Reproduce all records verbatim.

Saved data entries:
************
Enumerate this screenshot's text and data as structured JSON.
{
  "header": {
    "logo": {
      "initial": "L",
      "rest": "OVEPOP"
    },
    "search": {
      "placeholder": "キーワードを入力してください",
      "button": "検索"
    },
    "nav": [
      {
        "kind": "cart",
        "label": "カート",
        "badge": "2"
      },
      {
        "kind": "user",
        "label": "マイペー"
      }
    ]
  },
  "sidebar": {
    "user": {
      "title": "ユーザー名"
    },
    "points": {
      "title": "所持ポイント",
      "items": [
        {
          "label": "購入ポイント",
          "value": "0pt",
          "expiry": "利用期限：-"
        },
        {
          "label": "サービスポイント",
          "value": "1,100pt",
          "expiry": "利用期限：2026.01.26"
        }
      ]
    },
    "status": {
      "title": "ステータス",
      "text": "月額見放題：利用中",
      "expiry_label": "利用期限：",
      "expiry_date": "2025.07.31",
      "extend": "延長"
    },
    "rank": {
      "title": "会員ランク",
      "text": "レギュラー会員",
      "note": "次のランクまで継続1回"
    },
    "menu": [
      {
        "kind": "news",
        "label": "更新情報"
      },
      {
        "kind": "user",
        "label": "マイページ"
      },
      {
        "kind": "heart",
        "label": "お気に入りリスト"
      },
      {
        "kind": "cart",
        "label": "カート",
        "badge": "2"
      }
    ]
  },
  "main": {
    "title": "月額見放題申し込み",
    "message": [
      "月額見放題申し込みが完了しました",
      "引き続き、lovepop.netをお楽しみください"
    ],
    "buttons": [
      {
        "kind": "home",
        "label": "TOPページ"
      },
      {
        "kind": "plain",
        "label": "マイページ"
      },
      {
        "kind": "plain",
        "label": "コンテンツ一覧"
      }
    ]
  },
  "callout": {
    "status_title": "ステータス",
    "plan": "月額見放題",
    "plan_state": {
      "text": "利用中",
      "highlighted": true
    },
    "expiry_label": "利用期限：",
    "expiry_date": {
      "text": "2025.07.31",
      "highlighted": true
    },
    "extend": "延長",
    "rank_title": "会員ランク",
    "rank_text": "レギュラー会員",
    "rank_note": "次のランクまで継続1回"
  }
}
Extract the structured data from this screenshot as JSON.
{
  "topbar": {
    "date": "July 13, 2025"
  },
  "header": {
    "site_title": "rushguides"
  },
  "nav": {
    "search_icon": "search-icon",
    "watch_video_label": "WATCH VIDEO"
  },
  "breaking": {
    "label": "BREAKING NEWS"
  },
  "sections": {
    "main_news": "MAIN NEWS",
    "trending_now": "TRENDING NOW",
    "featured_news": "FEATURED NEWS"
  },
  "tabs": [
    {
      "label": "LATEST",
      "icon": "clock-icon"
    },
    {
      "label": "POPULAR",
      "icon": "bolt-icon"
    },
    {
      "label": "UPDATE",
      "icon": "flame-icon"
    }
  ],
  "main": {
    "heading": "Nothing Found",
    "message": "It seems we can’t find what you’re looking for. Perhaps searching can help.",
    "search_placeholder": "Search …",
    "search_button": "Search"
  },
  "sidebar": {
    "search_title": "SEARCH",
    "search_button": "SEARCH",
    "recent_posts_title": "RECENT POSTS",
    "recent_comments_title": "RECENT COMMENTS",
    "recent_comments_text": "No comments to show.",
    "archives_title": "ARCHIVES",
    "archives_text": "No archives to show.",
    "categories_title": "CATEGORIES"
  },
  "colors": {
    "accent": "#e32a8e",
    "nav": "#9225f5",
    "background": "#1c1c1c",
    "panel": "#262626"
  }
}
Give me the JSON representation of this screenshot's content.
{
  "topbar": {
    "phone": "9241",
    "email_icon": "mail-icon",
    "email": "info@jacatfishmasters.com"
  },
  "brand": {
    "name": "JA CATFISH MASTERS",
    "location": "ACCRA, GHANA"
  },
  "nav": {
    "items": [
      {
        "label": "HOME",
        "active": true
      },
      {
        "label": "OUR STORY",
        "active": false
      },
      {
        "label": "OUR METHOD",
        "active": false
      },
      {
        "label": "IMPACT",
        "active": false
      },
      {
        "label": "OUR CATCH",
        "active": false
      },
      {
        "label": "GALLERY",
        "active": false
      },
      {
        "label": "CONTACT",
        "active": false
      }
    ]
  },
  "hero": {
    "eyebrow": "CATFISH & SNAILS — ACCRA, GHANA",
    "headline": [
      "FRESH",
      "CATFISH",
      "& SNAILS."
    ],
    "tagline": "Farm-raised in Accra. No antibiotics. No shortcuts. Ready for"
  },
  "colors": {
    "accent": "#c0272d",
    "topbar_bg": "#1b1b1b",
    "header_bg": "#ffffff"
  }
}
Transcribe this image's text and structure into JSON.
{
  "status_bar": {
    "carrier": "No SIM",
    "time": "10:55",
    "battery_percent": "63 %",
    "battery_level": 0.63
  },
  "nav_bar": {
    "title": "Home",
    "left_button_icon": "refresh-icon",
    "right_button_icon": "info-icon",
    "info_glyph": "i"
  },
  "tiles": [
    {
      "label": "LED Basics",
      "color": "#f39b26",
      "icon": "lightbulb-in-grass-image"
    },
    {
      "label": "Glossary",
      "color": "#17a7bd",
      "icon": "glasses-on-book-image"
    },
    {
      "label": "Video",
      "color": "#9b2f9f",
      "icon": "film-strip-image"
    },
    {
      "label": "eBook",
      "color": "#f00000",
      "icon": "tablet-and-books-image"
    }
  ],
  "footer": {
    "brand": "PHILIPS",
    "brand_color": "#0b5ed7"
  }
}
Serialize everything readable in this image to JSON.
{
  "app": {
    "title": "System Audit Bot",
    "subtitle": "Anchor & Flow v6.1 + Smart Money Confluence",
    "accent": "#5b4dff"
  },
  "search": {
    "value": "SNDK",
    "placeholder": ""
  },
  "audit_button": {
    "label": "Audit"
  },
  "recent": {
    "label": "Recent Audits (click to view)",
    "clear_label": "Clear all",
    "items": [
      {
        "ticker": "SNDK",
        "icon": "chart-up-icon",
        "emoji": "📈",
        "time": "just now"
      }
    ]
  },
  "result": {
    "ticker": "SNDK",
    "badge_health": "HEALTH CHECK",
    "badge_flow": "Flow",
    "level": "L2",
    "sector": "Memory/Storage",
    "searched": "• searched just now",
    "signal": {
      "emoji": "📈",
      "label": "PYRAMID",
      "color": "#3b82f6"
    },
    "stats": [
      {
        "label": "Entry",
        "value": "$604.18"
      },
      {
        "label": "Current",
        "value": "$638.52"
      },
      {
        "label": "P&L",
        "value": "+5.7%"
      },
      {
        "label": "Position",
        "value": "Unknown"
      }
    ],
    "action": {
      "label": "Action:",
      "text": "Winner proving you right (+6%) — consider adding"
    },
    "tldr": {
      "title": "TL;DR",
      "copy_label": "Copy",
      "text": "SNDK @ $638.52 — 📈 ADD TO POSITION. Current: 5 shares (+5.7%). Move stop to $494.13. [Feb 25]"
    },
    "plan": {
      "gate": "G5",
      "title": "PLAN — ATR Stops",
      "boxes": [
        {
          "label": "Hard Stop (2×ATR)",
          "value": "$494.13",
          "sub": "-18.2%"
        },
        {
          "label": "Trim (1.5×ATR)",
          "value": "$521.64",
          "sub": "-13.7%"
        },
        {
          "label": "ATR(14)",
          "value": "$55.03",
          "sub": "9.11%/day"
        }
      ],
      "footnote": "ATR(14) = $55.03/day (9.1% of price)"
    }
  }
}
************
**SOLUTION TO THIS PROBLEM**
Enumerate this screenshot's text and data as structured JSON.
{
  "header": {
    "logo": {
      "initial": "L",
      "rest": "OVEPOP"
    },
    "search": {
      "placeholder": "キーワードを入力してください",
      "button": "検索"
    },
    "nav": [
      {
        "kind": "cart",
        "label": "カート",
        "badge": "2"
      },
      {
        "kind": "user",
        "label": "マイペー"
      }
    ]
  },
  "sidebar": {
    "user": {
      "title": "ユーザー名"
    },
    "points": {
      "title": "所持ポイント",
      "items": [
        {
          "label": "購入ポイント",
          "value": "0pt",
          "expiry": "利用期限：-"
        },
        {
          "label": "サービスポイント",
          "value": "1,100pt",
          "expiry": "利用期限：2026.01.26"
        }
      ]
    },
    "status": {
      "title": "ステータス",
      "text": "月額見放題：利用中",
      "expiry_label": "利用期限：",
      "expiry_date": "2025.07.31",
      "extend": "延長"
    },
    "rank": {
      "title": "会員ランク",
      "text": "レギュラー会員",
      "note": "次のランクまで継続1回"
    },
    "menu": [
      {
        "kind": "news",
        "label": "更新情報"
      },
      {
        "kind": "user",
        "label": "マイページ"
      },
      {
        "kind": "heart",
        "label": "お気に入りリスト"
      },
      {
        "kind": "cart",
        "label": "カート",
        "badge": "2"
      }
    ]
  },
  "main": {
    "title": "月額見放題申し込み",
    "message": [
      "月額見放題申し込みが完了しました",
      "引き続き、lovepop.netをお楽しみください"
    ],
    "buttons": [
      {
        "kind": "home",
        "label": "TOPページ"
      },
      {
        "kind": "plain",
        "label": "マイページ"
      },
      {
        "kind": "plain",
        "label": "コンテンツ一覧"
      }
    ]
  },
  "callout": {
    "status_title": "ステータス",
    "plan": "月額見放題",
    "plan_state": {
      "text": "利用中",
      "highlighted": true
    },
    "expiry_label": "利用期限：",
    "expiry_date": {
      "text": "2025.07.31",
      "highlighted": true
    },
    "extend": "延長",
    "rank_title": "会員ランク",
    "rank_text": "レギュラー会員",
    "rank_note": "次のランクまで継続1回"
  }
}
Extract the structured data from this screenshot as JSON.
{
  "topbar": {
    "date": "July 13, 2025"
  },
  "header": {
    "site_title": "rushguides"
  },
  "nav": {
    "search_icon": "search-icon",
    "watch_video_label": "WATCH VIDEO"
  },
  "breaking": {
    "label": "BREAKING NEWS"
  },
  "sections": {
    "main_news": "MAIN NEWS",
    "trending_now": "TRENDING NOW",
    "featured_news": "FEATURED NEWS"
  },
  "tabs": [
    {
      "label": "LATEST",
      "icon": "clock-icon"
    },
    {
      "label": "POPULAR",
      "icon": "bolt-icon"
    },
    {
      "label": "UPDATE",
      "icon": "flame-icon"
    }
  ],
  "main": {
    "heading": "Nothing Found",
    "message": "It seems we can’t find what you’re looking for. Perhaps searching can help.",
    "search_placeholder": "Search …",
    "search_button": "Search"
  },
  "sidebar": {
    "search_title": "SEARCH",
    "search_button": "SEARCH",
    "recent_posts_title": "RECENT POSTS",
    "recent_comments_title": "RECENT COMMENTS",
    "recent_comments_text": "No comments to show.",
    "archives_title": "ARCHIVES",
    "archives_text": "No archives to show.",
    "categories_title": "CATEGORIES"
  },
  "colors": {
    "accent": "#e32a8e",
    "nav": "#9225f5",
    "background": "#1c1c1c",
    "panel": "#262626"
  }
}
Give me the JSON representation of this screenshot's content.
{
  "topbar": {
    "phone": "9241",
    "email_icon": "mail-icon",
    "email": "info@jacatfishmasters.com"
  },
  "brand": {
    "name": "JA CATFISH MASTERS",
    "location": "ACCRA, GHANA"
  },
  "nav": {
    "items": [
      {
        "label": "HOME",
        "active": true
      },
      {
        "label": "OUR STORY",
        "active": false
      },
      {
        "label": "OUR METHOD",
        "active": false
      },
      {
        "label": "IMPACT",
        "active": false
      },
      {
        "label": "OUR CATCH",
        "active": false
      },
      {
        "label": "GALLERY",
        "active": false
      },
      {
        "label": "CONTACT",
        "active": false
      }
    ]
  },
  "hero": {
    "eyebrow": "CATFISH & SNAILS — ACCRA, GHANA",
    "headline": [
      "FRESH",
      "CATFISH",
      "& SNAILS."
    ],
    "tagline": "Farm-raised in Accra. No antibiotics. No shortcuts. Ready for"
  },
  "colors": {
    "accent": "#c0272d",
    "topbar_bg": "#1b1b1b",
    "header_bg": "#ffffff"
  }
}
Transcribe this image's text and structure into JSON.
{
  "status_bar": {
    "carrier": "No SIM",
    "time": "10:55",
    "battery_percent": "63 %",
    "battery_level": 0.63
  },
  "nav_bar": {
    "title": "Home",
    "left_button_icon": "refresh-icon",
    "right_button_icon": "info-icon",
    "info_glyph": "i"
  },
  "tiles": [
    {
      "label": "LED Basics",
      "color": "#f39b26",
      "icon": "lightbulb-in-grass-image"
    },
    {
      "label": "Glossary",
      "color": "#17a7bd",
      "icon": "glasses-on-book-image"
    },
    {
      "label": "Video",
      "color": "#9b2f9f",
      "icon": "film-strip-image"
    },
    {
      "label": "eBook",
      "color": "#f00000",
      "icon": "tablet-and-books-image"
    }
  ],
  "footer": {
    "brand": "PHILIPS",
    "brand_color": "#0b5ed7"
  }
}
Serialize everything readable in this image to JSON.
{
  "app": {
    "title": "System Audit Bot",
    "subtitle": "Anchor & Flow v6.1 + Smart Money Confluence",
    "accent": "#5b4dff"
  },
  "search": {
    "value": "SNDK",
    "placeholder": ""
  },
  "audit_button": {
    "label": "Audit"
  },
  "recent": {
    "label": "Recent Audits (click to view)",
    "clear_label": "Clear all",
    "items": [
      {
        "ticker": "SNDK",
        "icon": "chart-up-icon",
        "emoji": "📈",
        "time": "just now"
      }
    ]
  },
  "result": {
    "ticker": "SNDK",
    "badge_health": "HEALTH CHECK",
    "badge_flow": "Flow",
    "level": "L2",
    "sector": "Memory/Storage",
    "searched": "• searched just now",
    "signal": {
      "emoji": "📈",
      "label": "PYRAMID",
      "color": "#3b82f6"
    },
    "stats": [
      {
        "label": "Entry",
        "value": "$604.18"
      },
      {
        "label": "Current",
        "value": "$638.52"
      },
      {
        "label": "P&L",
        "value": "+5.7%"
      },
      {
        "label": "Position",
        "value": "Unknown"
      }
    ],
    "action": {
      "label": "Action:",
      "text": "Winner proving you right (+6%) — consider adding"
    },
    "tldr": {
      "title": "TL;DR",
      "copy_label": "Copy",
      "text": "SNDK @ $638.52 — 📈 ADD TO POSITION. Current: 5 shares (+5.7%). Move stop to $494.13. [Feb 25]"
    },
    "plan": {
      "gate": "G5",
      "title": "PLAN — ATR Stops",
      "boxes": [
        {
          "label": "Hard Stop (2×ATR)",
          "value": "$494.13",
          "sub": "-18.2%"
        },
        {
          "label": "Trim (1.5×ATR)",
          "value": "$521.64",
          "sub": "-13.7%"
        },
        {
          "label": "ATR(14)",
          "value": "$55.03",
          "sub": "9.11%/day"
        }
      ],
      "footnote": "ATR(14) = $55.03/day (9.1% of price)"
    }
  }
}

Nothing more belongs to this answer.